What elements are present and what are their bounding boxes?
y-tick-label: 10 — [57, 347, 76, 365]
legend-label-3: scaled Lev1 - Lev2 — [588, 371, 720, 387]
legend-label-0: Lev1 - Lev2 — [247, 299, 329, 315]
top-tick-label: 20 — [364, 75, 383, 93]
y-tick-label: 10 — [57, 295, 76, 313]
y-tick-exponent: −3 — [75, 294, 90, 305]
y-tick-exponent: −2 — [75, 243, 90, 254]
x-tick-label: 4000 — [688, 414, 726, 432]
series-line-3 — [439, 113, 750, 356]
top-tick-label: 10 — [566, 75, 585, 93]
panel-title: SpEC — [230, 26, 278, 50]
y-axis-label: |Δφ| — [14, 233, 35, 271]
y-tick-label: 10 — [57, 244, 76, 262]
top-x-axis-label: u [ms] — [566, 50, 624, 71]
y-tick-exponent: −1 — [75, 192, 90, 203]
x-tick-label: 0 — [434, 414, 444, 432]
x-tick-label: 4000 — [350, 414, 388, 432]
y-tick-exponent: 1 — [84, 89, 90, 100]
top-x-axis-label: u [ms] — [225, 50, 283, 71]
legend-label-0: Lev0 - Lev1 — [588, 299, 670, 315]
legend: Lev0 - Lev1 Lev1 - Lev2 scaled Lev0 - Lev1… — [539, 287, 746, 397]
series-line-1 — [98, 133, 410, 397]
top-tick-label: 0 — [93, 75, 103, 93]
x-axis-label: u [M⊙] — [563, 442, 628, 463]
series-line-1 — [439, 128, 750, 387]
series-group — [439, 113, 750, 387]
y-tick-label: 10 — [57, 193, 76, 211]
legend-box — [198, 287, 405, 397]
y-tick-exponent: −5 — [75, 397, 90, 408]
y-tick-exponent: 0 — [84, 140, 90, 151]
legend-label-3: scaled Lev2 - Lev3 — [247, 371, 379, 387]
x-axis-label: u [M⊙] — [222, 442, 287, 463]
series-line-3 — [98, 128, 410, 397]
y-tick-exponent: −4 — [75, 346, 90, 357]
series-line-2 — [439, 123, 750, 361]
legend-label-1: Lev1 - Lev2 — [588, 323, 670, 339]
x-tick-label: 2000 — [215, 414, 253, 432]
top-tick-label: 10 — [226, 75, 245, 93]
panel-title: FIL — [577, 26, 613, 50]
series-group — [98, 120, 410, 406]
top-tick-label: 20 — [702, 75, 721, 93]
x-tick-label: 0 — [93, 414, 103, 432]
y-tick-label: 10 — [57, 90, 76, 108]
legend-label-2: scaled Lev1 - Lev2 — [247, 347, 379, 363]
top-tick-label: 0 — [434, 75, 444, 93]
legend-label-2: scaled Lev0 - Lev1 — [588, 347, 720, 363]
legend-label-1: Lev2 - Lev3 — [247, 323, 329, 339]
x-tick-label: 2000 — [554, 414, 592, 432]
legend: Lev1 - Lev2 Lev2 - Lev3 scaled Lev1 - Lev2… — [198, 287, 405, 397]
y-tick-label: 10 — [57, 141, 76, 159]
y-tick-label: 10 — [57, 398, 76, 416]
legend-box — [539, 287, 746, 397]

● ● ● ● ● ● ●

Reproduce the rows word for word, from the very first row through the row containing "top-x-axis-label: u [ms] — [566, 50, 624, 71]".

■ EXPECTED ANSWER
What elements are present and what are their bounding boxes?
y-tick-label: 10 — [57, 347, 76, 365]
legend-label-3: scaled Lev1 - Lev2 — [588, 371, 720, 387]
legend-label-0: Lev1 - Lev2 — [247, 299, 329, 315]
top-tick-label: 20 — [364, 75, 383, 93]
y-tick-label: 10 — [57, 295, 76, 313]
y-tick-exponent: −3 — [75, 294, 90, 305]
y-tick-exponent: −2 — [75, 243, 90, 254]
x-tick-label: 4000 — [688, 414, 726, 432]
series-line-3 — [439, 113, 750, 356]
top-tick-label: 10 — [566, 75, 585, 93]
panel-title: SpEC — [230, 26, 278, 50]
y-axis-label: |Δφ| — [14, 233, 35, 271]
y-tick-label: 10 — [57, 244, 76, 262]
top-x-axis-label: u [ms] — [566, 50, 624, 71]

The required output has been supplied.